* What to work on: Please find all lines in the data that hold the string "dialog" and copy them.

* Information provided:
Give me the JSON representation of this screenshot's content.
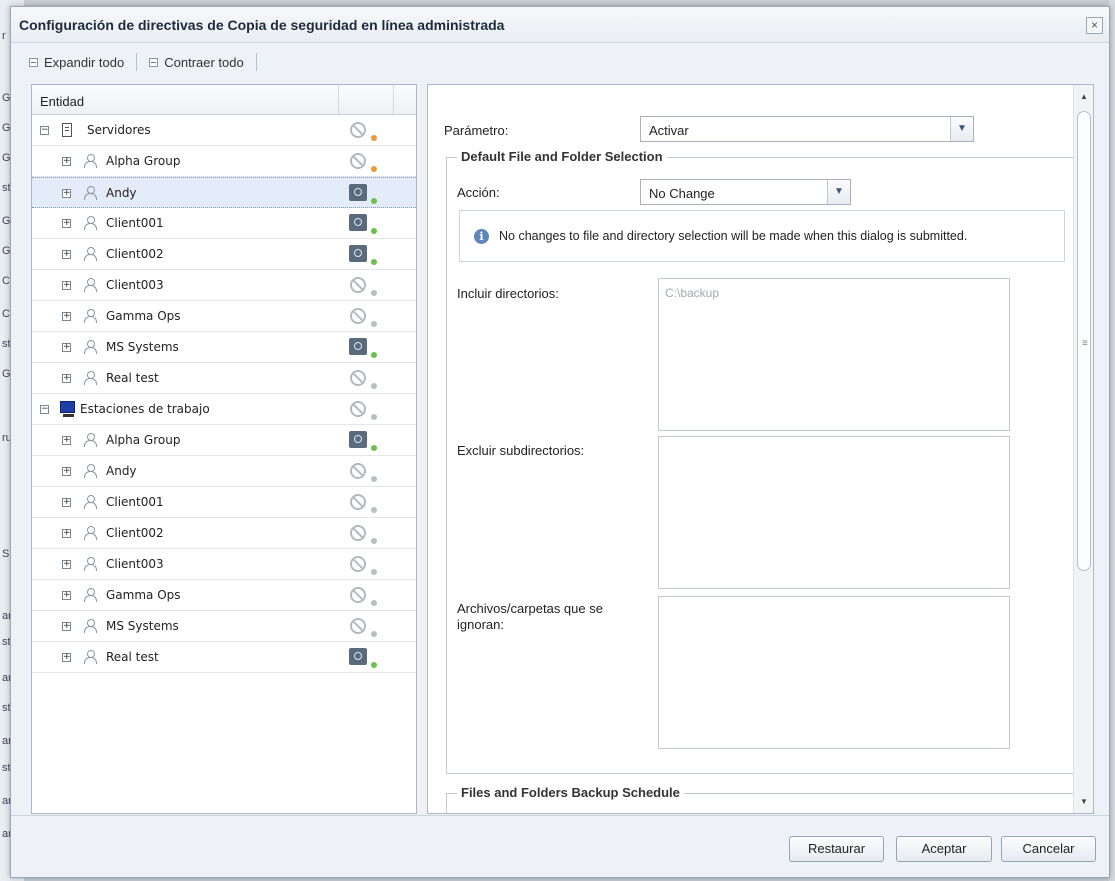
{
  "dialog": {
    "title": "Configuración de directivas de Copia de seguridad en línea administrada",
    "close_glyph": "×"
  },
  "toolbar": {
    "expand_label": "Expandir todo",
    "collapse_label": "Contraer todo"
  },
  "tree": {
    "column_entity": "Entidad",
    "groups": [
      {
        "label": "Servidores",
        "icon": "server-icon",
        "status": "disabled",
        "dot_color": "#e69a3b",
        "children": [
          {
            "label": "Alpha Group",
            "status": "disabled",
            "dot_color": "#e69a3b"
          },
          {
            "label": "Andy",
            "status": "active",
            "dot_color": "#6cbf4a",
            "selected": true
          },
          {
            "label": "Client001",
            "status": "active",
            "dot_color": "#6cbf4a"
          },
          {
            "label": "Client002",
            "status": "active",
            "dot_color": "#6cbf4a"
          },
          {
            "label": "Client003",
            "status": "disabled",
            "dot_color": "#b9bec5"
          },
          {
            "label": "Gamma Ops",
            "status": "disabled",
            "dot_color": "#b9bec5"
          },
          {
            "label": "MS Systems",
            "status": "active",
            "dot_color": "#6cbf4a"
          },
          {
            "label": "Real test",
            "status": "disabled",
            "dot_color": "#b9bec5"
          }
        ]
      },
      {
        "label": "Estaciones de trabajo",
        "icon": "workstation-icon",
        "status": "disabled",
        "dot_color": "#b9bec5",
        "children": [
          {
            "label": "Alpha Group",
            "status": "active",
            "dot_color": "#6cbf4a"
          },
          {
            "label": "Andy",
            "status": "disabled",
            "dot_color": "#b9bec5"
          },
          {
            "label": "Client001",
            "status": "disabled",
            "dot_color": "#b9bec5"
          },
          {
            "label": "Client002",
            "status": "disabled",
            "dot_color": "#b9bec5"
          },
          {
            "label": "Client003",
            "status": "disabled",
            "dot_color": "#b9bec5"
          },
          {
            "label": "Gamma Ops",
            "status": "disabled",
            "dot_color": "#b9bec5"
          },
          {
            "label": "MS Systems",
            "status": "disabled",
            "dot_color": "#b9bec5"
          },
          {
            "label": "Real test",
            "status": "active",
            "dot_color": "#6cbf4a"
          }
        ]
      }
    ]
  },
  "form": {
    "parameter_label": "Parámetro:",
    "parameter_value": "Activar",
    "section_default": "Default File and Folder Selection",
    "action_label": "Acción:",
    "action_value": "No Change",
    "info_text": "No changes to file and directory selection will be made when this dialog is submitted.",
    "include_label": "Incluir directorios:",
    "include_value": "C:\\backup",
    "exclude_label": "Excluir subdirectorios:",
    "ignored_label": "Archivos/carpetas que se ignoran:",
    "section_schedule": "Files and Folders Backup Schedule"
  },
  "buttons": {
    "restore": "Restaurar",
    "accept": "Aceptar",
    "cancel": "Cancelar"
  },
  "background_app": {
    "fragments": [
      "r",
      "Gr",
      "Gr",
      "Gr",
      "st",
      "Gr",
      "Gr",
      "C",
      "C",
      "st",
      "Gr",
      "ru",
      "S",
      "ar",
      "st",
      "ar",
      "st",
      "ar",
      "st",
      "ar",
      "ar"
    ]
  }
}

---

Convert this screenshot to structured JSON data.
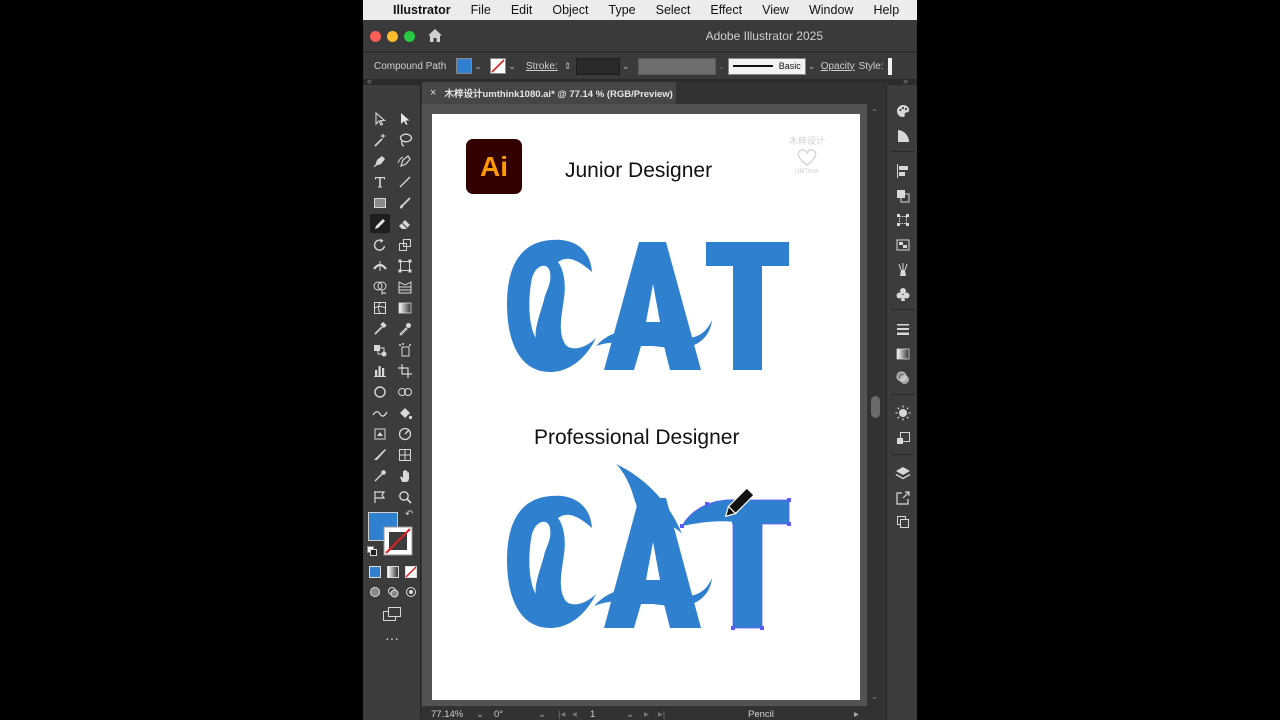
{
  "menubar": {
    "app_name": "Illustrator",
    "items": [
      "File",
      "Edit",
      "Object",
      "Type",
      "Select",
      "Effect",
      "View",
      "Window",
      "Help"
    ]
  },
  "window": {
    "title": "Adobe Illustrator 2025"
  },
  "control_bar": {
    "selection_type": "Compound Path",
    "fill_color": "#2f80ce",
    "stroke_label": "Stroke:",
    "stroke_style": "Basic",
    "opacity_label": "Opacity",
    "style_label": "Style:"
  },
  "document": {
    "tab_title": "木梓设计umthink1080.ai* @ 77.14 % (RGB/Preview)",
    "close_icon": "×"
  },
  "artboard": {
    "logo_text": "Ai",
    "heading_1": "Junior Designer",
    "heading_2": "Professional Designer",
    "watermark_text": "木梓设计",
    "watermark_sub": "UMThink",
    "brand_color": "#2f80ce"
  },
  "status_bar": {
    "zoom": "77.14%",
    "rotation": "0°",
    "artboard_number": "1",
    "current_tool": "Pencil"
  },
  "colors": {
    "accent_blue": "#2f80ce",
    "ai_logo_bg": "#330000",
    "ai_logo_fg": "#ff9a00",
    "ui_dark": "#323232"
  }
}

* Solution below:
  "dialog": {
    "info_text": "No changes to file and directory selection will be made when this dialog is submitted.",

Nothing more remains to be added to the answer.